— Start of Listed entries —
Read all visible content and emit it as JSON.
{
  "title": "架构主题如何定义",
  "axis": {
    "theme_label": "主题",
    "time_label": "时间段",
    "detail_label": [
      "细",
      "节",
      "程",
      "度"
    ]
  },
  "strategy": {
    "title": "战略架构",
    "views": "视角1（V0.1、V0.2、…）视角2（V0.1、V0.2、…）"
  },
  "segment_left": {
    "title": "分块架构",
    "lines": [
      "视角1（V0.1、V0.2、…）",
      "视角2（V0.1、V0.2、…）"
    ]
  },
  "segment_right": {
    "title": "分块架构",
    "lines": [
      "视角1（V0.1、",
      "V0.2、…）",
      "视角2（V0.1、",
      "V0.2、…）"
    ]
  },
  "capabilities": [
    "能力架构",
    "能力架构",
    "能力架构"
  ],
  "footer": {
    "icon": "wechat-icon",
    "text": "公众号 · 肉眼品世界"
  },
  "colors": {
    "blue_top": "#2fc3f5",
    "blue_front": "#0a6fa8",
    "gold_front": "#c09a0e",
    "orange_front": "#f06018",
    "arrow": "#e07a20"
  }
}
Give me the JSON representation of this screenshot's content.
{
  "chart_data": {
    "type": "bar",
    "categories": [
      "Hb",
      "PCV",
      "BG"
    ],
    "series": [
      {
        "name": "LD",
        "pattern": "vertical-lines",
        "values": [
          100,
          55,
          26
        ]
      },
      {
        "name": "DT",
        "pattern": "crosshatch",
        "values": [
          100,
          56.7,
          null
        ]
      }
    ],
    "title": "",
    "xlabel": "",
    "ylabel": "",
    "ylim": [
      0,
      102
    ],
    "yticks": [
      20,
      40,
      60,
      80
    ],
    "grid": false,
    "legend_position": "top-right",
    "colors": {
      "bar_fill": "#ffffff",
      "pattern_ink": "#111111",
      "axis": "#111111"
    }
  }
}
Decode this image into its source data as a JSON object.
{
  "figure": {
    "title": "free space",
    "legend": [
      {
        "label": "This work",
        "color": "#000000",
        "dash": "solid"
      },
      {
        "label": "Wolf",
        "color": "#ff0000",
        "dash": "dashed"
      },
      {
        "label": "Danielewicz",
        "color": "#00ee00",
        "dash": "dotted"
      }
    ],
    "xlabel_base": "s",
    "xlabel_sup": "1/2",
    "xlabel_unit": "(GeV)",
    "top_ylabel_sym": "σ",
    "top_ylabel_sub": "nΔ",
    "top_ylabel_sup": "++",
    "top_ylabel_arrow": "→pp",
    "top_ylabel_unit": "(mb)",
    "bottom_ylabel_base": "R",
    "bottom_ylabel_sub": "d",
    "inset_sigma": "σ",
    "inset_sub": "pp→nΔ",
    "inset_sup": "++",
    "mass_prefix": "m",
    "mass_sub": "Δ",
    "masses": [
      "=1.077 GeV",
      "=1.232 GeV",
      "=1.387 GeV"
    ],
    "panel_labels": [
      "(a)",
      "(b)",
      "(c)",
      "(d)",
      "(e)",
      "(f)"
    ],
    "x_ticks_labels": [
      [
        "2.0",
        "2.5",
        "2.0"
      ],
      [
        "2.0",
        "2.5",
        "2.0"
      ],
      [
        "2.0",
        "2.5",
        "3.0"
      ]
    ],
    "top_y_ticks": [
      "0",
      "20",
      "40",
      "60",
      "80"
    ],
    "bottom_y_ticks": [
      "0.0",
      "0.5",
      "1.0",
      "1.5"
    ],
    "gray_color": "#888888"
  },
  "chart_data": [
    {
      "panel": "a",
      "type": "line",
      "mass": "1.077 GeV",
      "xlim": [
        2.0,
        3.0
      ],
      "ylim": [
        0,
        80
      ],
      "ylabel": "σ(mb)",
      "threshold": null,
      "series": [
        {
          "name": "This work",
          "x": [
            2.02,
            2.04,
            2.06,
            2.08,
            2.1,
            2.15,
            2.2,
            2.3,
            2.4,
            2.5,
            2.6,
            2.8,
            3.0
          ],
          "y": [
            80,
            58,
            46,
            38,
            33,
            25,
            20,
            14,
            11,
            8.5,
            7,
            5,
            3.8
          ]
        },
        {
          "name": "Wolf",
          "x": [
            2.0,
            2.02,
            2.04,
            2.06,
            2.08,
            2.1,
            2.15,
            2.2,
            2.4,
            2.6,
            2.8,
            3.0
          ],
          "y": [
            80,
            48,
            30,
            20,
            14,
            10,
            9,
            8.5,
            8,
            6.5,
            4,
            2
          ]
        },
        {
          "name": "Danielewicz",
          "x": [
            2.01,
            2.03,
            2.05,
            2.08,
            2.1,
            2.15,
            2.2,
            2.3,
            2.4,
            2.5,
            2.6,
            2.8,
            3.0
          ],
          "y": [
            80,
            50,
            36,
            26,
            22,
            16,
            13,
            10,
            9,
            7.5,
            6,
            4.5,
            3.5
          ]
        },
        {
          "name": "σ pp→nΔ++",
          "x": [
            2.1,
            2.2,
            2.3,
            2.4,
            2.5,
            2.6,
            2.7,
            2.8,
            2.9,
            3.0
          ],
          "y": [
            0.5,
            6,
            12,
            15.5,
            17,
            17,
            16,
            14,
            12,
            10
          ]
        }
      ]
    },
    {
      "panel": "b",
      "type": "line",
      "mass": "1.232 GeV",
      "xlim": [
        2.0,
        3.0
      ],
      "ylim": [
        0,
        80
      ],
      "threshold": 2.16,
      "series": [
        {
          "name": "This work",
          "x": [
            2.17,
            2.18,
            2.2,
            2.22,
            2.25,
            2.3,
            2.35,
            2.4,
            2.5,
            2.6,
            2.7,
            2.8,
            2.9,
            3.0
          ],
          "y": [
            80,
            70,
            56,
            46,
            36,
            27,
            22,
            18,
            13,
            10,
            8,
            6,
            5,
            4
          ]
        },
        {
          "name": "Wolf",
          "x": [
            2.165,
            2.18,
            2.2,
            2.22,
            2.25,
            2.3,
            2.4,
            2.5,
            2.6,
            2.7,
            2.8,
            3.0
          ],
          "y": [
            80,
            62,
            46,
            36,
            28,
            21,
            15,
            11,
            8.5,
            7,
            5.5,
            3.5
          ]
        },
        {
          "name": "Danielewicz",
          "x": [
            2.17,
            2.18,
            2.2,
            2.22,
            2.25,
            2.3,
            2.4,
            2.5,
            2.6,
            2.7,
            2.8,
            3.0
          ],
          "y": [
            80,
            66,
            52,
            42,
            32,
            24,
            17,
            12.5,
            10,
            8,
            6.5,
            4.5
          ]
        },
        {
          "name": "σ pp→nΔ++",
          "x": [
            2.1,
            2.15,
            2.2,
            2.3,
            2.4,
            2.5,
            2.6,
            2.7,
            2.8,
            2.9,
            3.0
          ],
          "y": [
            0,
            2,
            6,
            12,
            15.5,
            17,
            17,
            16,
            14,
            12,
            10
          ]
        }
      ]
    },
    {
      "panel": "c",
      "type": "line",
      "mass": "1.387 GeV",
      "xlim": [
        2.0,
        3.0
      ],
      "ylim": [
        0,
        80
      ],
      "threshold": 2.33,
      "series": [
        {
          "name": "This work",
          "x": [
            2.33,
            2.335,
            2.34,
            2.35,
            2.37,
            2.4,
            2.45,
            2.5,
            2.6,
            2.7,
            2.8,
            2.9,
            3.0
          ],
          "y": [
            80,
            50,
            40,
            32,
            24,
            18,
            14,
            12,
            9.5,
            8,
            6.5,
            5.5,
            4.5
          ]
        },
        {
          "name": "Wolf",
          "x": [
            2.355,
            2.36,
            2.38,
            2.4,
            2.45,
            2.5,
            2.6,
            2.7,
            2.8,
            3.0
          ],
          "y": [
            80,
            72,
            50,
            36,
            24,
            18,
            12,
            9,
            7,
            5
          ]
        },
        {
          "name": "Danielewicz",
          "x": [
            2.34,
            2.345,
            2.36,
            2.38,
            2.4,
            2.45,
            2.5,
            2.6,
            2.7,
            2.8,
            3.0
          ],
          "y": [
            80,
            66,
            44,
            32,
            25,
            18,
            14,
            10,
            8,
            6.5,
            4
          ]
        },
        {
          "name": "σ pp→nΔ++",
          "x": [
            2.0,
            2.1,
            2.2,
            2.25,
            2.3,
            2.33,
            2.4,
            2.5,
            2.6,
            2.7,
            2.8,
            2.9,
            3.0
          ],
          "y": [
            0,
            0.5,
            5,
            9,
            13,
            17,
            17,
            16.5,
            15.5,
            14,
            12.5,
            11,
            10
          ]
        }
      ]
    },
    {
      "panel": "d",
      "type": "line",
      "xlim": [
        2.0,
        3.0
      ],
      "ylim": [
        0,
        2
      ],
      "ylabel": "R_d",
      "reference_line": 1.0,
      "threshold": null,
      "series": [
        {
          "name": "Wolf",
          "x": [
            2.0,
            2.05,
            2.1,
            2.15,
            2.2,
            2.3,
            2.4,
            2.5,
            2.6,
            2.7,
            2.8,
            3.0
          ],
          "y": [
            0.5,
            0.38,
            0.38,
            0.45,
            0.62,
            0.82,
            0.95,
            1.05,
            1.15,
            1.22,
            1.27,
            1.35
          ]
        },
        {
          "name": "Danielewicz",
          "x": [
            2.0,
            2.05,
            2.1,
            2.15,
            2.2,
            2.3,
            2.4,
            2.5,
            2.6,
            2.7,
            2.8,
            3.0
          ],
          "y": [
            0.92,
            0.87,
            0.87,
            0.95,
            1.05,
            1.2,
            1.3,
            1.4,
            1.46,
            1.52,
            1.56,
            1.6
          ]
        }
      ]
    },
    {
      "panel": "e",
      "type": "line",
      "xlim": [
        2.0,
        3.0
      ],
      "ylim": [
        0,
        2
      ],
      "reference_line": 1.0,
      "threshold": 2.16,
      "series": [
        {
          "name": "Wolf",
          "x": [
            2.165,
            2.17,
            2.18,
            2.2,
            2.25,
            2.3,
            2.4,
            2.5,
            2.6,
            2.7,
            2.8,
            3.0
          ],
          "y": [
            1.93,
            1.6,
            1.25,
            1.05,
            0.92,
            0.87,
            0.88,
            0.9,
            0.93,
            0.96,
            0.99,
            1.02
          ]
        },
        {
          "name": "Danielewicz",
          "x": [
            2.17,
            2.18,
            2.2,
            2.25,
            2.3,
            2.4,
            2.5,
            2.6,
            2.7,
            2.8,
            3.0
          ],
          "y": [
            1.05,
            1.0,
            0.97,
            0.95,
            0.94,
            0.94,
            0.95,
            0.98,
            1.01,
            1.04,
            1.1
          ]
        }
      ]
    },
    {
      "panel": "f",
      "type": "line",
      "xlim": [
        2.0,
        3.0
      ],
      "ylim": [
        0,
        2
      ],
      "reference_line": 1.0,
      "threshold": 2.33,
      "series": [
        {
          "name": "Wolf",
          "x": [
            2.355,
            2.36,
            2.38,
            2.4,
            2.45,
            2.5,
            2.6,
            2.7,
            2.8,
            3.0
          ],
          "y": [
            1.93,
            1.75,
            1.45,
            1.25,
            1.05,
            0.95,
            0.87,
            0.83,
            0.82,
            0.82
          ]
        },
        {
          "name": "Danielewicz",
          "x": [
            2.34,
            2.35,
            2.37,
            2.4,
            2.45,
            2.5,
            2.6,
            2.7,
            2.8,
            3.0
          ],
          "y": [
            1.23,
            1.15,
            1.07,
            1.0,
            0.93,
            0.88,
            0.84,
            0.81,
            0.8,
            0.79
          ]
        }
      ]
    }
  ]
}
— End of Listed entries —
#### [What you have to do]
Pull out all lines of the data with the string "JSON".

#### [Exercise response]
Read all visible content and emit it as JSON.
Give me the JSON representation of this screenshot's content.
Decode this image into its source data as a JSON object.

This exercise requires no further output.